== THE REQUEST ==
Write the data out again, character for character, with no images.

━━━ EXERCISE MATERIALS ━━━

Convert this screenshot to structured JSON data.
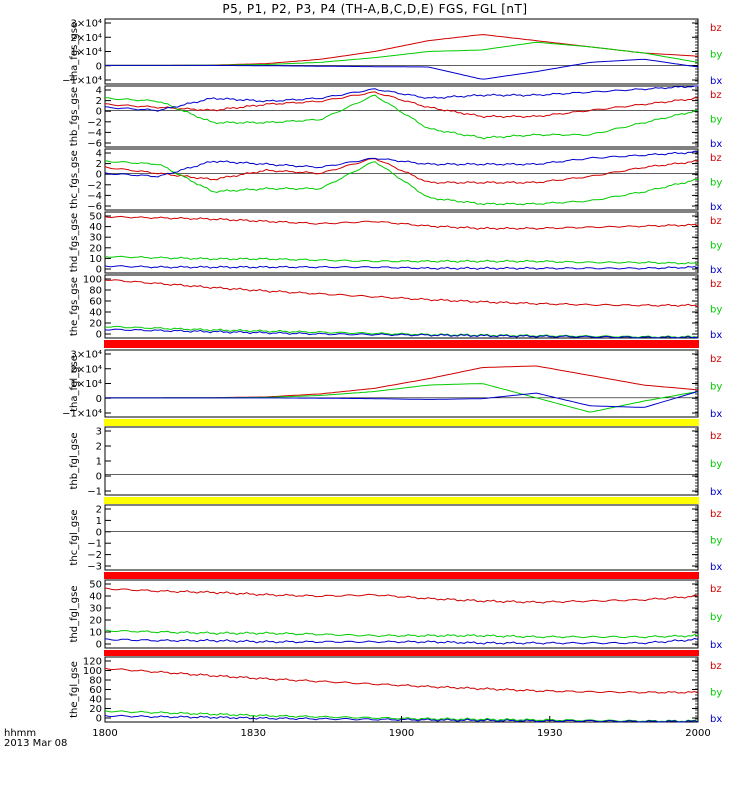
{
  "title": "P5, P1, P2, P3, P4 (TH-A,B,C,D,E) FGS, FGL [nT]",
  "footer": {
    "time_unit": "hhmm",
    "date": "2013 Mar 08"
  },
  "x_ticks": [
    "1800",
    "1830",
    "1900",
    "1930",
    "2000"
  ],
  "colors": {
    "bz": "#d00000",
    "by": "#00cc00",
    "bx": "#0000cc"
  },
  "chart_data": [
    {
      "type": "line",
      "ylabel": "tha_fgs_gse",
      "y_ticks": [
        "3×10⁴",
        "2×10⁴",
        "1×10⁴",
        "0",
        "−1×10⁴"
      ],
      "ylim": [
        -12000,
        30000
      ],
      "series": [
        {
          "name": "bz",
          "values": [
            0,
            0,
            200,
            1200,
            4000,
            9000,
            16000,
            20000,
            16000,
            12000,
            8000,
            6000
          ]
        },
        {
          "name": "by",
          "values": [
            0,
            0,
            100,
            600,
            2000,
            5000,
            9000,
            10000,
            15000,
            12000,
            8000,
            2000
          ]
        },
        {
          "name": "bx",
          "values": [
            0,
            0,
            0,
            -200,
            -500,
            -800,
            -1000,
            -9000,
            -4000,
            2000,
            4000,
            -1000
          ]
        }
      ]
    },
    {
      "type": "line",
      "ylabel": "thb_fgs_gse",
      "y_ticks": [
        "4",
        "2",
        "0",
        "−2",
        "−4",
        "−6"
      ],
      "ylim": [
        -6,
        4
      ],
      "series": [
        {
          "name": "bz",
          "values": [
            1,
            0.5,
            0,
            1,
            1.5,
            3,
            0.5,
            -1,
            -1,
            0,
            1,
            2
          ]
        },
        {
          "name": "by",
          "values": [
            2,
            1.5,
            -2,
            -2,
            -1.5,
            2.5,
            -3,
            -4.5,
            -4,
            -4,
            -2,
            0
          ]
        },
        {
          "name": "bx",
          "values": [
            0.5,
            0,
            2,
            1.5,
            2,
            3.5,
            2,
            2.5,
            2.5,
            3,
            3.5,
            4
          ]
        }
      ]
    },
    {
      "type": "line",
      "ylabel": "thc_fgs_gse",
      "y_ticks": [
        "4",
        "2",
        "0",
        "−2",
        "−4",
        "−6"
      ],
      "ylim": [
        -6,
        4
      ],
      "series": [
        {
          "name": "bz",
          "values": [
            1,
            0,
            -1,
            0.5,
            0,
            2.5,
            -1.5,
            -1.5,
            -1.5,
            -0.5,
            1,
            2
          ]
        },
        {
          "name": "by",
          "values": [
            2,
            1.5,
            -3,
            -2.5,
            -2.5,
            2,
            -4,
            -5,
            -5,
            -4.5,
            -3,
            -1
          ]
        },
        {
          "name": "bx",
          "values": [
            0,
            -0.5,
            2,
            1.5,
            1,
            2.5,
            1.5,
            1.5,
            1.5,
            2.5,
            3,
            3.5
          ]
        }
      ]
    },
    {
      "type": "line",
      "ylabel": "thd_fgs_gse",
      "y_ticks": [
        "50",
        "40",
        "30",
        "20",
        "10",
        "0"
      ],
      "ylim": [
        0,
        52
      ],
      "series": [
        {
          "name": "bz",
          "values": [
            48,
            47,
            46,
            44,
            42,
            44,
            40,
            38,
            38,
            39,
            40,
            41
          ]
        },
        {
          "name": "by",
          "values": [
            14,
            13,
            12,
            12,
            11,
            10,
            10,
            10,
            10,
            9,
            9,
            8
          ]
        },
        {
          "name": "bx",
          "values": [
            6,
            5,
            5,
            5,
            5,
            5,
            4,
            4,
            4,
            4,
            4,
            5
          ]
        }
      ]
    },
    {
      "type": "line",
      "ylabel": "the_fgs_gse",
      "y_ticks": [
        "100",
        "80",
        "60",
        "40",
        "20",
        "0"
      ],
      "ylim": [
        0,
        110
      ],
      "series": [
        {
          "name": "bz",
          "values": [
            102,
            95,
            88,
            82,
            77,
            72,
            67,
            63,
            60,
            58,
            57,
            57
          ]
        },
        {
          "name": "by",
          "values": [
            20,
            17,
            14,
            12,
            10,
            8,
            6,
            5,
            4,
            3,
            2,
            2
          ]
        },
        {
          "name": "bx",
          "values": [
            15,
            13,
            11,
            9,
            7,
            6,
            5,
            4,
            3,
            2,
            1,
            1
          ]
        }
      ]
    },
    {
      "type": "line",
      "ylabel": "tha_fgl_gse",
      "y_ticks": [
        "3×10⁴",
        "2×10⁴",
        "1×10⁴",
        "0",
        "−1×10⁴"
      ],
      "ylim": [
        -12000,
        30000
      ],
      "series": [
        {
          "name": "bz",
          "values": [
            0,
            0,
            100,
            600,
            2500,
            6000,
            12000,
            19000,
            20000,
            14000,
            8000,
            5000
          ]
        },
        {
          "name": "by",
          "values": [
            0,
            0,
            50,
            300,
            1500,
            4000,
            8000,
            9000,
            0,
            -9000,
            -2000,
            4000
          ]
        },
        {
          "name": "bx",
          "values": [
            0,
            0,
            0,
            0,
            -200,
            -500,
            -1000,
            -500,
            3000,
            -5000,
            -6000,
            4000
          ]
        }
      ]
    },
    {
      "type": "line",
      "ylabel": "thb_fgl_gse",
      "y_ticks": [
        "3",
        "2",
        "1",
        "0",
        "−1"
      ],
      "ylim": [
        -1.5,
        3.5
      ],
      "series": []
    },
    {
      "type": "line",
      "ylabel": "thc_fgl_gse",
      "y_ticks": [
        "2",
        "1",
        "0",
        "−1",
        "−2",
        "−3"
      ],
      "ylim": [
        -3.3,
        2.3
      ],
      "series": []
    },
    {
      "type": "line",
      "ylabel": "thd_fgl_gse",
      "y_ticks": [
        "50",
        "40",
        "30",
        "20",
        "10",
        "0"
      ],
      "ylim": [
        0,
        55
      ],
      "series": [
        {
          "name": "bz",
          "values": [
            48,
            46,
            45,
            43,
            42,
            43,
            40,
            38,
            37,
            38,
            39,
            42
          ]
        },
        {
          "name": "by",
          "values": [
            14,
            13,
            12,
            12,
            11,
            10,
            10,
            10,
            9,
            9,
            9,
            10
          ]
        },
        {
          "name": "bx",
          "values": [
            7,
            6,
            6,
            5,
            5,
            5,
            5,
            4,
            4,
            4,
            4,
            7
          ]
        }
      ]
    },
    {
      "type": "line",
      "ylabel": "the_fgl_gse",
      "y_ticks": [
        "120",
        "100",
        "80",
        "60",
        "40",
        "20",
        "0"
      ],
      "ylim": [
        0,
        125
      ],
      "series": [
        {
          "name": "bz",
          "values": [
            103,
            96,
            89,
            83,
            78,
            73,
            68,
            64,
            60,
            58,
            57,
            57
          ]
        },
        {
          "name": "by",
          "values": [
            21,
            18,
            15,
            12,
            10,
            8,
            6,
            5,
            4,
            3,
            2,
            2
          ]
        },
        {
          "name": "bx",
          "values": [
            12,
            10,
            9,
            7,
            6,
            5,
            4,
            3,
            2,
            2,
            1,
            1
          ]
        }
      ]
    }
  ],
  "separators": [
    "#ff0000",
    "#ffff00",
    "#ffff00",
    "#ff0000",
    "#ff0000"
  ],
  "legend": [
    "bz",
    "by",
    "bx"
  ]
}
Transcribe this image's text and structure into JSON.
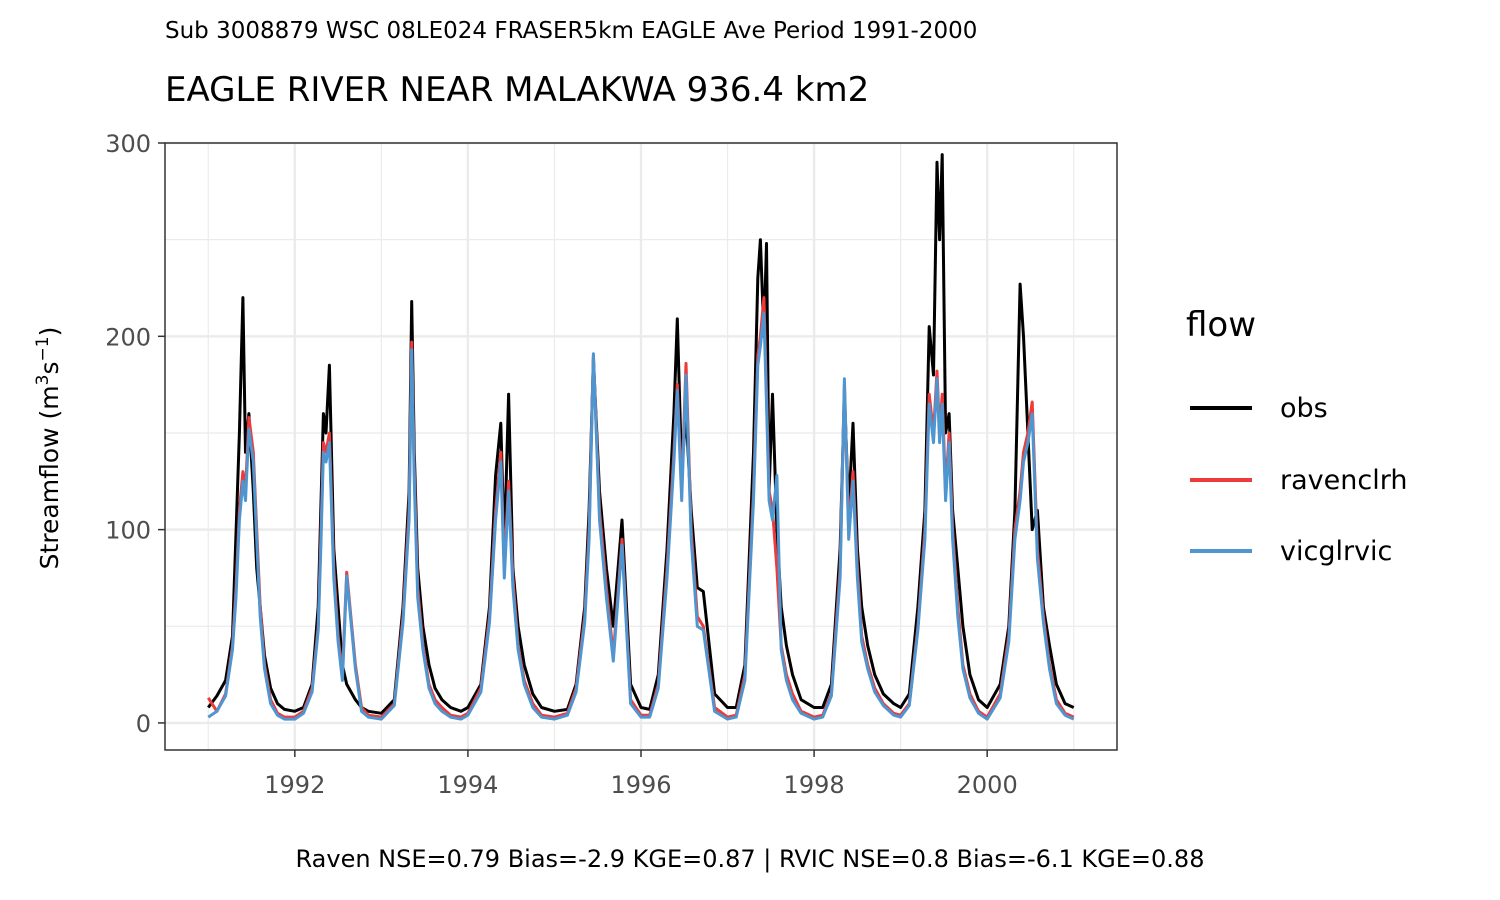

━━━

== PROBLEM SOLUTION ==
Convert this screenshot to structured JSON data.
{
  "title": "P5, P1, P2, P3, P4 (TH-A,B,C,D,E) FGS, FGL [nT]",
  "footer": {
    "time_unit": "hhmm",
    "date": "2013 Mar 08"
  },
  "x_ticks": [
    "1800",
    "1830",
    "1900",
    "1930",
    "2000"
  ],
  "colors": {
    "bz": "#d00000",
    "by": "#00cc00",
    "bx": "#0000cc"
  },
  "chart_data": [
    {
      "type": "line",
      "ylabel": "tha_fgs_gse",
      "y_ticks": [
        "3×10⁴",
        "2×10⁴",
        "1×10⁴",
        "0",
        "−1×10⁴"
      ],
      "ylim": [
        -12000,
        30000
      ],
      "series": [
        {
          "name": "bz",
          "values": [
            0,
            0,
            200,
            1200,
            4000,
            9000,
            16000,
            20000,
            16000,
            12000,
            8000,
            6000
          ]
        },
        {
          "name": "by",
          "values": [
            0,
            0,
            100,
            600,
            2000,
            5000,
            9000,
            10000,
            15000,
            12000,
            8000,
            2000
          ]
        },
        {
          "name": "bx",
          "values": [
            0,
            0,
            0,
            -200,
            -500,
            -800,
            -1000,
            -9000,
            -4000,
            2000,
            4000,
            -1000
          ]
        }
      ]
    },
    {
      "type": "line",
      "ylabel": "thb_fgs_gse",
      "y_ticks": [
        "4",
        "2",
        "0",
        "−2",
        "−4",
        "−6"
      ],
      "ylim": [
        -6,
        4
      ],
      "series": [
        {
          "name": "bz",
          "values": [
            1,
            0.5,
            0,
            1,
            1.5,
            3,
            0.5,
            -1,
            -1,
            0,
            1,
            2
          ]
        },
        {
          "name": "by",
          "values": [
            2,
            1.5,
            -2,
            -2,
            -1.5,
            2.5,
            -3,
            -4.5,
            -4,
            -4,
            -2,
            0
          ]
        },
        {
          "name": "bx",
          "values": [
            0.5,
            0,
            2,
            1.5,
            2,
            3.5,
            2,
            2.5,
            2.5,
            3,
            3.5,
            4
          ]
        }
      ]
    },
    {
      "type": "line",
      "ylabel": "thc_fgs_gse",
      "y_ticks": [
        "4",
        "2",
        "0",
        "−2",
        "−4",
        "−6"
      ],
      "ylim": [
        -6,
        4
      ],
      "series": [
        {
          "name": "bz",
          "values": [
            1,
            0,
            -1,
            0.5,
            0,
            2.5,
            -1.5,
            -1.5,
            -1.5,
            -0.5,
            1,
            2
          ]
        },
        {
          "name": "by",
          "values": [
            2,
            1.5,
            -3,
            -2.5,
            -2.5,
            2,
            -4,
            -5,
            -5,
            -4.5,
            -3,
            -1
          ]
        },
        {
          "name": "bx",
          "values": [
            0,
            -0.5,
            2,
            1.5,
            1,
            2.5,
            1.5,
            1.5,
            1.5,
            2.5,
            3,
            3.5
          ]
        }
      ]
    },
    {
      "type": "line",
      "ylabel": "thd_fgs_gse",
      "y_ticks": [
        "50",
        "40",
        "30",
        "20",
        "10",
        "0"
      ],
      "ylim": [
        0,
        52
      ],
      "series": [
        {
          "name": "bz",
          "values": [
            48,
            47,
            46,
            44,
            42,
            44,
            40,
            38,
            38,
            39,
            40,
            41
          ]
        },
        {
          "name": "by",
          "values": [
            14,
            13,
            12,
            12,
            11,
            10,
            10,
            10,
            10,
            9,
            9,
            8
          ]
        },
        {
          "name": "bx",
          "values": [
            6,
            5,
            5,
            5,
            5,
            5,
            4,
            4,
            4,
            4,
            4,
            5
          ]
        }
      ]
    },
    {
      "type": "line",
      "ylabel": "the_fgs_gse",
      "y_ticks": [
        "100",
        "80",
        "60",
        "40",
        "20",
        "0"
      ],
      "ylim": [
        0,
        110
      ],
      "series": [
        {
          "name": "bz",
          "values": [
            102,
            95,
            88,
            82,
            77,
            72,
            67,
            63,
            60,
            58,
            57,
            57
          ]
        },
        {
          "name": "by",
          "values": [
            20,
            17,
            14,
            12,
            10,
            8,
            6,
            5,
            4,
            3,
            2,
            2
          ]
        },
        {
          "name": "bx",
          "values": [
            15,
            13,
            11,
            9,
            7,
            6,
            5,
            4,
            3,
            2,
            1,
            1
          ]
        }
      ]
    },
    {
      "type": "line",
      "ylabel": "tha_fgl_gse",
      "y_ticks": [
        "3×10⁴",
        "2×10⁴",
        "1×10⁴",
        "0",
        "−1×10⁴"
      ],
      "ylim": [
        -12000,
        30000
      ],
      "series": [
        {
          "name": "bz",
          "values": [
            0,
            0,
            100,
            600,
            2500,
            6000,
            12000,
            19000,
            20000,
            14000,
            8000,
            5000
          ]
        },
        {
          "name": "by",
          "values": [
            0,
            0,
            50,
            300,
            1500,
            4000,
            8000,
            9000,
            0,
            -9000,
            -2000,
            4000
          ]
        },
        {
          "name": "bx",
          "values": [
            0,
            0,
            0,
            0,
            -200,
            -500,
            -1000,
            -500,
            3000,
            -5000,
            -6000,
            4000
          ]
        }
      ]
    },
    {
      "type": "line",
      "ylabel": "thb_fgl_gse",
      "y_ticks": [
        "3",
        "2",
        "1",
        "0",
        "−1"
      ],
      "ylim": [
        -1.5,
        3.5
      ],
      "series": []
    },
    {
      "type": "line",
      "ylabel": "thc_fgl_gse",
      "y_ticks": [
        "2",
        "1",
        "0",
        "−1",
        "−2",
        "−3"
      ],
      "ylim": [
        -3.3,
        2.3
      ],
      "series": []
    },
    {
      "type": "line",
      "ylabel": "thd_fgl_gse",
      "y_ticks": [
        "50",
        "40",
        "30",
        "20",
        "10",
        "0"
      ],
      "ylim": [
        0,
        55
      ],
      "series": [
        {
          "name": "bz",
          "values": [
            48,
            46,
            45,
            43,
            42,
            43,
            40,
            38,
            37,
            38,
            39,
            42
          ]
        },
        {
          "name": "by",
          "values": [
            14,
            13,
            12,
            12,
            11,
            10,
            10,
            10,
            9,
            9,
            9,
            10
          ]
        },
        {
          "name": "bx",
          "values": [
            7,
            6,
            6,
            5,
            5,
            5,
            5,
            4,
            4,
            4,
            4,
            7
          ]
        }
      ]
    },
    {
      "type": "line",
      "ylabel": "the_fgl_gse",
      "y_ticks": [
        "120",
        "100",
        "80",
        "60",
        "40",
        "20",
        "0"
      ],
      "ylim": [
        0,
        125
      ],
      "series": [
        {
          "name": "bz",
          "values": [
            103,
            96,
            89,
            83,
            78,
            73,
            68,
            64,
            60,
            58,
            57,
            57
          ]
        },
        {
          "name": "by",
          "values": [
            21,
            18,
            15,
            12,
            10,
            8,
            6,
            5,
            4,
            3,
            2,
            2
          ]
        },
        {
          "name": "bx",
          "values": [
            12,
            10,
            9,
            7,
            6,
            5,
            4,
            3,
            2,
            2,
            1,
            1
          ]
        }
      ]
    }
  ],
  "separators": [
    "#ff0000",
    "#ffff00",
    "#ffff00",
    "#ff0000",
    "#ff0000"
  ],
  "legend": [
    "bz",
    "by",
    "bx"
  ]
}
Transcribe this image's text and structure into JSON.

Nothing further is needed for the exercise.